SOURCE TEXT:
Governor Signs Charter Law Limiting New School Options

Parents protested the LAUSD Board’s decision to call for a charter moratorium to help settle the January teachers strike.

Parents protested the LAUSD Board’s decision to call for a charter moratorium to help settle the January teachers strike.

Governor Gavin Newsom signed into law Thursday the most significant change in charter school policy in decades. Assembly Bill 1505 is expected to significantly curb the number of new public charter schools opening in California.

“The fact that you are standing together makes me proud as a Californian,” Newsom told CTA President E. Toby Boyd and California Charter Schools Association President and CEO Myrna Castrejón, more than a month after brokering a compromise that offered protections for most existing schools through new charter renewal criteria and a county appeals process.

AB 1505 passed both houses of the state legislature in late August, after the California Charter Schools Association gave up its fight and went “neutral” on the bill.

SUPPLIED DATA:
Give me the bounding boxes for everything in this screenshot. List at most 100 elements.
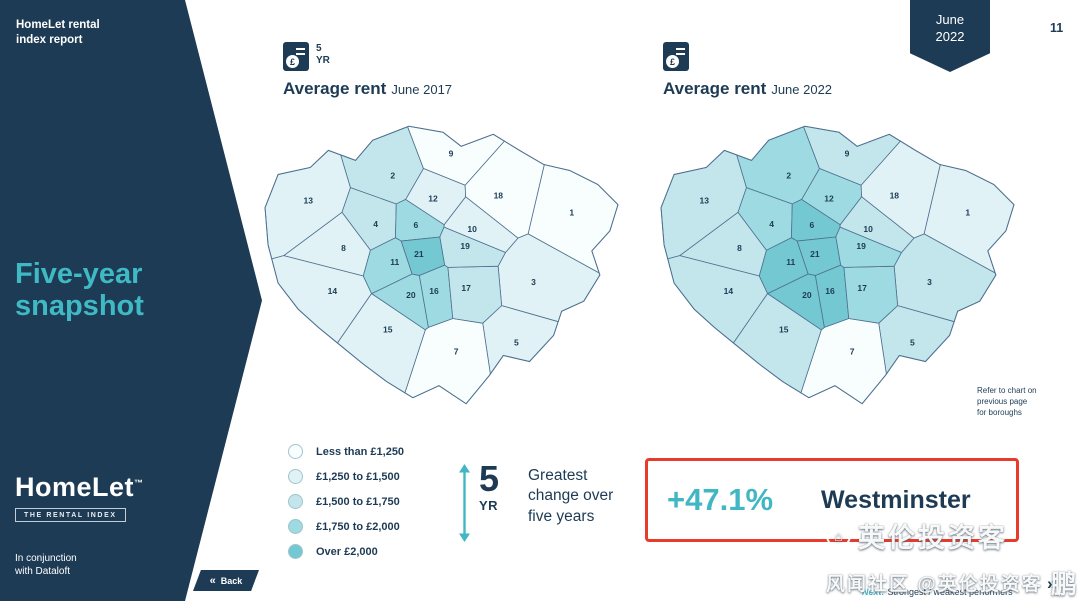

WRITTEN TASK A:
Name every person mentioned by name in the charter law article.
WRITTEN TASK B:
Extract the passage of the charter law article starting at "Governor Gavin Newsom" and ending at "opening in California.".
WRITTEN TASK C:
Translate this sentence from the charter law article into Spanish: "Governor Gavin Newsom signed into law Thursday the most significant change in charter school policy in decades."
The lines have no role here.

COMPLETE ANSWER A:
Gavin Newsom
E. Toby Boyd
Myrna Castrejón

COMPLETE ANSWER B:
Governor Gavin Newsom signed into law Thursday the most significant change in charter school policy in decades. Assembly Bill 1505 is expected to significantly curb the number of new public charter schools opening in California.

COMPLETE ANSWER C:
El gobernador Gavin Newsom promulgó el jueves el cambio más significativo en la política de escuelas chárter en décadas.